Exercise directions> Every line with the string "CONTRACT" should be gathered.

Entries taken from a collection>
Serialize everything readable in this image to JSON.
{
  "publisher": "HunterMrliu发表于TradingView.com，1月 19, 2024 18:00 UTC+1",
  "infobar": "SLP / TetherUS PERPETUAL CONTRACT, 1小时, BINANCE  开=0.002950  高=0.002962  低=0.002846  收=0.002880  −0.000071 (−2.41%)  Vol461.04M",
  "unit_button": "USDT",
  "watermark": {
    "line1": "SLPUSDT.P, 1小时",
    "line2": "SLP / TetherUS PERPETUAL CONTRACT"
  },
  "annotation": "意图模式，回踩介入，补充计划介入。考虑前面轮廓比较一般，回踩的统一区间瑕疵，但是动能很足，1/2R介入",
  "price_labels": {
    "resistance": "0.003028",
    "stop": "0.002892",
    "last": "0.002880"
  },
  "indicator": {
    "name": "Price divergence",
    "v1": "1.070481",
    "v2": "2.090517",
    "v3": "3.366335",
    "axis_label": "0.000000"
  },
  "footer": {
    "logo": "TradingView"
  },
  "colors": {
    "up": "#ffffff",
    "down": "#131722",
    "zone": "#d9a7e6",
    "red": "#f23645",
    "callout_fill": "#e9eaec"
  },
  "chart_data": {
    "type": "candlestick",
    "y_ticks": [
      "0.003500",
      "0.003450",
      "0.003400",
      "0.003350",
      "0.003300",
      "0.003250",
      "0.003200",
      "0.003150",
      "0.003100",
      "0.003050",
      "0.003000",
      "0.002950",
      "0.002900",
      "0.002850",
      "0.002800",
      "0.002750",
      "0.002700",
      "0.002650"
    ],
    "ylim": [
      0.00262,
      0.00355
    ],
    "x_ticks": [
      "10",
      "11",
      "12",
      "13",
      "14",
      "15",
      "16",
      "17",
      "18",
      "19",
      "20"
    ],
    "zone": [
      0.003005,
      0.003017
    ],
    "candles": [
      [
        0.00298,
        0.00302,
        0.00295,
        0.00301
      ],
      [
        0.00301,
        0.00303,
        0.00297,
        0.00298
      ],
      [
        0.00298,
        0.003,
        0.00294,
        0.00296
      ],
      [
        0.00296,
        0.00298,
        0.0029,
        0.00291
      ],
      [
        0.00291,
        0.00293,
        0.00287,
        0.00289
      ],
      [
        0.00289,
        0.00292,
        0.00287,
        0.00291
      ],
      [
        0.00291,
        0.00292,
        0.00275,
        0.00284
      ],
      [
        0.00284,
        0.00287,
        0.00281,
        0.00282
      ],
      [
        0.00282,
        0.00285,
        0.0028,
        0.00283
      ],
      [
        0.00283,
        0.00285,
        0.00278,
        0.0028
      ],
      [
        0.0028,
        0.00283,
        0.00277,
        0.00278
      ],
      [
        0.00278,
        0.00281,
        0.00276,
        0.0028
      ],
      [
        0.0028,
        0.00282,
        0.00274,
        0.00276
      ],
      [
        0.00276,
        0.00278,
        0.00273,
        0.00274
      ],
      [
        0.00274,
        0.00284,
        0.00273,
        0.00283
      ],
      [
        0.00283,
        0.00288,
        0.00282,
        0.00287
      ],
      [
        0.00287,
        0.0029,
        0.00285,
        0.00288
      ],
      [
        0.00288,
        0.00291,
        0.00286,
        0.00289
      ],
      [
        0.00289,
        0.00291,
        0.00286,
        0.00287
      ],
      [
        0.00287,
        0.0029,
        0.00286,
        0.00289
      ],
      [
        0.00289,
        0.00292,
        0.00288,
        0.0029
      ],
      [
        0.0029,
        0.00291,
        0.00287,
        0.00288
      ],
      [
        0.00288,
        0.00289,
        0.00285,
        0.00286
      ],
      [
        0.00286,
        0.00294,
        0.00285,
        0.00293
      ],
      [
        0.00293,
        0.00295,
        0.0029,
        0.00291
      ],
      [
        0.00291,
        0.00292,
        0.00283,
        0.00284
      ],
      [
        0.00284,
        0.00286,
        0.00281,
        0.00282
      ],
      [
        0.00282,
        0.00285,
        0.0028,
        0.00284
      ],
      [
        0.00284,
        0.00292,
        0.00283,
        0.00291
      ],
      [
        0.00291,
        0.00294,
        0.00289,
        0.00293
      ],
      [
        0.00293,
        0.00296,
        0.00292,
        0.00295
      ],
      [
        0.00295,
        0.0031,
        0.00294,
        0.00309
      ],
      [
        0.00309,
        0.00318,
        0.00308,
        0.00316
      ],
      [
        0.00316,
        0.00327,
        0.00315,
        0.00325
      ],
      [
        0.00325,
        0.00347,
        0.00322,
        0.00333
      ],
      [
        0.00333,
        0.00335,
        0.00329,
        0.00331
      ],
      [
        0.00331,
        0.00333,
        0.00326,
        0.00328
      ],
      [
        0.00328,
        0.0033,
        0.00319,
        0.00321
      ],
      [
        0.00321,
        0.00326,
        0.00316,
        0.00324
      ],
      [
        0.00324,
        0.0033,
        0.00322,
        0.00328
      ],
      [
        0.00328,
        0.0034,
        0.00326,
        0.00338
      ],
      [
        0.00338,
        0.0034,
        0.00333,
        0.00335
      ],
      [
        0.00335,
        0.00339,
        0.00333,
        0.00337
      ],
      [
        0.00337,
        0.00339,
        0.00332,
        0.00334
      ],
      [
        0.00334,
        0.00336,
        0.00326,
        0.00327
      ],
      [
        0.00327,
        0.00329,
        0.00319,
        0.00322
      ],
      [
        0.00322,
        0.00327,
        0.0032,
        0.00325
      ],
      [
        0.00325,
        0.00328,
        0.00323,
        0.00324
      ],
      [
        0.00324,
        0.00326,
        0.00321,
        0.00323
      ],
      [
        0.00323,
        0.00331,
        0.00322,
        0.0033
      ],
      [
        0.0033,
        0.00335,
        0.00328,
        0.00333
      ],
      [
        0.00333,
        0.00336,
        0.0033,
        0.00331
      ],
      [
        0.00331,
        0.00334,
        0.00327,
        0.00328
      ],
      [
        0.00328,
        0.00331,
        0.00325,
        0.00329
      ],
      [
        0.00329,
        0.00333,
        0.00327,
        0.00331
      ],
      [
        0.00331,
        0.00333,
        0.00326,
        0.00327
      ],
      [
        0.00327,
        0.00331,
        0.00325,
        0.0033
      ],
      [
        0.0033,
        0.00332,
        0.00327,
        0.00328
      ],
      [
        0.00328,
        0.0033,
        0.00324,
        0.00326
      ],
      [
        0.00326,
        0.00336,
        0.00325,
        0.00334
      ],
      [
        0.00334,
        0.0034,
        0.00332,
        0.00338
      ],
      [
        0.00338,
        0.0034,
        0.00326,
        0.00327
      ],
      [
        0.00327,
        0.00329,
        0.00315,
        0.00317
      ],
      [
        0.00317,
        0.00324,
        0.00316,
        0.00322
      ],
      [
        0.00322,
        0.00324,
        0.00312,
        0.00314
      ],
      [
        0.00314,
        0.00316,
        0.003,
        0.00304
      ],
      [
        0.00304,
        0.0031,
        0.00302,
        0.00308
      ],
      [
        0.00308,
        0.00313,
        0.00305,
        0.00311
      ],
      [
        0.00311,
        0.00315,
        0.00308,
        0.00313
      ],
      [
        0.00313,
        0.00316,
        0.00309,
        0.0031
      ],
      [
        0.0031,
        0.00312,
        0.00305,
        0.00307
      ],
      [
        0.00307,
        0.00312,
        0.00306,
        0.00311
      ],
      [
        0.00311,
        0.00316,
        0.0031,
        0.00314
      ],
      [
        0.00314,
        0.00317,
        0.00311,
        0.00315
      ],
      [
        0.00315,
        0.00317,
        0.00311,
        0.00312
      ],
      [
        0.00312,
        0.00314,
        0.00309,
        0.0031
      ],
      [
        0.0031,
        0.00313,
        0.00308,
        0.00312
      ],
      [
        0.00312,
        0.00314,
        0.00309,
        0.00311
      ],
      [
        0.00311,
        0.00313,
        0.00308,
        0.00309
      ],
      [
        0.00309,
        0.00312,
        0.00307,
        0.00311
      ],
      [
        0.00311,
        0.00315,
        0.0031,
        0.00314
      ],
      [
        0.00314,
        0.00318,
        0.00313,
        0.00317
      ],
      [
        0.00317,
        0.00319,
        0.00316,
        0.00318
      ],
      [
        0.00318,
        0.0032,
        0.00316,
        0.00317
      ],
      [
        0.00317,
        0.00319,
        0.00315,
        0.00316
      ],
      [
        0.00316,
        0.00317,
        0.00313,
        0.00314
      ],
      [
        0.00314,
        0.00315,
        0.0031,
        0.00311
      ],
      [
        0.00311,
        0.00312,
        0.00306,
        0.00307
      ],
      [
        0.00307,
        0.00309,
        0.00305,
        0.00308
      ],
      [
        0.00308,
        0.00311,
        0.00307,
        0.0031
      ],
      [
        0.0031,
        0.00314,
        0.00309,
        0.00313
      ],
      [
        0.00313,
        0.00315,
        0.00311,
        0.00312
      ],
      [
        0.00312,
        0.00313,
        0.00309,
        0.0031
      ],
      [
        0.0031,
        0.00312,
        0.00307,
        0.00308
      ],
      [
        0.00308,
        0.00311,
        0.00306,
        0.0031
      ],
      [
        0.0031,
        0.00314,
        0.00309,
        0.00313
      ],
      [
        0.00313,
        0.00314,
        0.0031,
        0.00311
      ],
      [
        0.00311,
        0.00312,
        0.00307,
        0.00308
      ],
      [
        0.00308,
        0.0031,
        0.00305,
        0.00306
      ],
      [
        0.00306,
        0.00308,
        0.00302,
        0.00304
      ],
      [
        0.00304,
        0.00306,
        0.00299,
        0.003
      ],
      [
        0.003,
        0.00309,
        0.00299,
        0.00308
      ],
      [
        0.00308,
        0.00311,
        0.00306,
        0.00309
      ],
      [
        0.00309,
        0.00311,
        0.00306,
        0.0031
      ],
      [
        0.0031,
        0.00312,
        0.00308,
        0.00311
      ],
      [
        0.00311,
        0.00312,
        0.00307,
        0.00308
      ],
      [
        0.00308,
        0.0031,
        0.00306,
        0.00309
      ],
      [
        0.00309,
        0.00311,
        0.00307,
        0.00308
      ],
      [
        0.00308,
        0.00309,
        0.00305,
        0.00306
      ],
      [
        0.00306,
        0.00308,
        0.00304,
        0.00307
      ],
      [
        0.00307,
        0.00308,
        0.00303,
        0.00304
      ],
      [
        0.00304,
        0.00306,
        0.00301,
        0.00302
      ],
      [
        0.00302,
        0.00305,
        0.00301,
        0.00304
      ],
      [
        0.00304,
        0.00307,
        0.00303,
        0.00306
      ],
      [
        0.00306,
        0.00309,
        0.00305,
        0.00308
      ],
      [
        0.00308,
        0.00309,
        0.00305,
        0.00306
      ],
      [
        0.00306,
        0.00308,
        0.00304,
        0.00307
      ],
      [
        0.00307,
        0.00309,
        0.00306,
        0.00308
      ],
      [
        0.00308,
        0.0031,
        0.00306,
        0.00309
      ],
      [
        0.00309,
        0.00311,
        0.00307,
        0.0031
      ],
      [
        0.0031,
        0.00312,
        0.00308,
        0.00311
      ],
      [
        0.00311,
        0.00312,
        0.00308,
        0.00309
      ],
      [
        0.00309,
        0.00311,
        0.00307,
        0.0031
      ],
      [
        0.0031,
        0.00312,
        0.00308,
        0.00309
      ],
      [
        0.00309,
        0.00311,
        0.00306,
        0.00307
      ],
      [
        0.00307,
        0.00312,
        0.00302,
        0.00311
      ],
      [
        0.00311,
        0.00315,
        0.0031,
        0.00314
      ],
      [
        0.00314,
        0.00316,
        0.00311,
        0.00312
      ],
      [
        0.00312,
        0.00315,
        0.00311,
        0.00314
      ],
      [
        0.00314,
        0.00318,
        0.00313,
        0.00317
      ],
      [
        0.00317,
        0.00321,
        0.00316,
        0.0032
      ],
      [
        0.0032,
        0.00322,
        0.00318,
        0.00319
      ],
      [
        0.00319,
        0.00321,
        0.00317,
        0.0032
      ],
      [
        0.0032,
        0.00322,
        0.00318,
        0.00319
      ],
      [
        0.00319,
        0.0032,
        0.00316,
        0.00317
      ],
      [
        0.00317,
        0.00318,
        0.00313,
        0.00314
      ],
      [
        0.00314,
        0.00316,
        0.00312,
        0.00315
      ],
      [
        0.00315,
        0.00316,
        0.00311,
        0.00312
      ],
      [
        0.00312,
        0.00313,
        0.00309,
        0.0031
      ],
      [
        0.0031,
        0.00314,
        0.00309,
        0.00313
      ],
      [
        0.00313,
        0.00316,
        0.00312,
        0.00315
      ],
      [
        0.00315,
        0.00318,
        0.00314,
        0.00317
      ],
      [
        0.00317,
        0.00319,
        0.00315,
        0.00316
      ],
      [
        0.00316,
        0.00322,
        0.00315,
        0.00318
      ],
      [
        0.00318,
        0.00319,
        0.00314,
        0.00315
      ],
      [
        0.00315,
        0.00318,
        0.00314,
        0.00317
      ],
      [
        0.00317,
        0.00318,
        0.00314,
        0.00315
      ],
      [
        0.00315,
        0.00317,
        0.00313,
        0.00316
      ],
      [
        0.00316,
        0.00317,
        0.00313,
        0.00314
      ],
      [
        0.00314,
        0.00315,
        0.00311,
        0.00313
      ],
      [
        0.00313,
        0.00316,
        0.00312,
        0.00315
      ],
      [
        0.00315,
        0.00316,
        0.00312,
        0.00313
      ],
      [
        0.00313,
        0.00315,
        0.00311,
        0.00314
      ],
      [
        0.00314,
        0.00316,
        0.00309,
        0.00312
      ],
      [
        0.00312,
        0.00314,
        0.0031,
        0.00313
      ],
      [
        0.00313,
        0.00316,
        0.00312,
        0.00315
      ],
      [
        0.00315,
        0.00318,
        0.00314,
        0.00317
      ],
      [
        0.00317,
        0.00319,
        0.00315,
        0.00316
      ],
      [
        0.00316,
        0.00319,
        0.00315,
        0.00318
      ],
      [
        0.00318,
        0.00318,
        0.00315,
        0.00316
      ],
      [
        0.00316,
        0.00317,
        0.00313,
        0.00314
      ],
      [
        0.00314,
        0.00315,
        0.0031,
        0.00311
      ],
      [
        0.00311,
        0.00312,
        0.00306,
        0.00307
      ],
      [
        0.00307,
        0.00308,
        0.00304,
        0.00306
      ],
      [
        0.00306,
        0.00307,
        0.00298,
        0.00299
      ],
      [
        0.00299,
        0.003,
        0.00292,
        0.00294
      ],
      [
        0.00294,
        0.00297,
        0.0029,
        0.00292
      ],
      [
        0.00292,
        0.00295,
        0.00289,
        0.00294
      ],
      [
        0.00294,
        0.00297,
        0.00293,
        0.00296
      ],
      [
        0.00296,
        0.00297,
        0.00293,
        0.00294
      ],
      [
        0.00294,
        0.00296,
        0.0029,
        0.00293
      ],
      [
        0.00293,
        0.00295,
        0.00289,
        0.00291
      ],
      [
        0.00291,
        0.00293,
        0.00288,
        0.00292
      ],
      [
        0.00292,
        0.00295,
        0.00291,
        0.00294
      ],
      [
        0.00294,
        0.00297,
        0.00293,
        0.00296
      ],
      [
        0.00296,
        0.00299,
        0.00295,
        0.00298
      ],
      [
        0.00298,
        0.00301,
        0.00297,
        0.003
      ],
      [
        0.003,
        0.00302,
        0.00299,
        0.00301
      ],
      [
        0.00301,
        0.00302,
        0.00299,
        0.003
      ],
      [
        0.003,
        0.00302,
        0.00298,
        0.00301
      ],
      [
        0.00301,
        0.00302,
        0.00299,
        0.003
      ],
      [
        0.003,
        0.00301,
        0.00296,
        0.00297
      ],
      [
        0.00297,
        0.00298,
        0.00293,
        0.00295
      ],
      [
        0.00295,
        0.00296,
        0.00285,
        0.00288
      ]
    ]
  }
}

Worked solution>
  "infobar": "SLP / TetherUS PERPETUAL CONTRACT, 1小时, BINANCE  开=0.002950  高=0.002962  低=0.002846  收=0.002880  −0.000071 (−2.41%)  Vol461.04M",
    "line2": "SLP / TetherUS PERPETUAL CONTRACT"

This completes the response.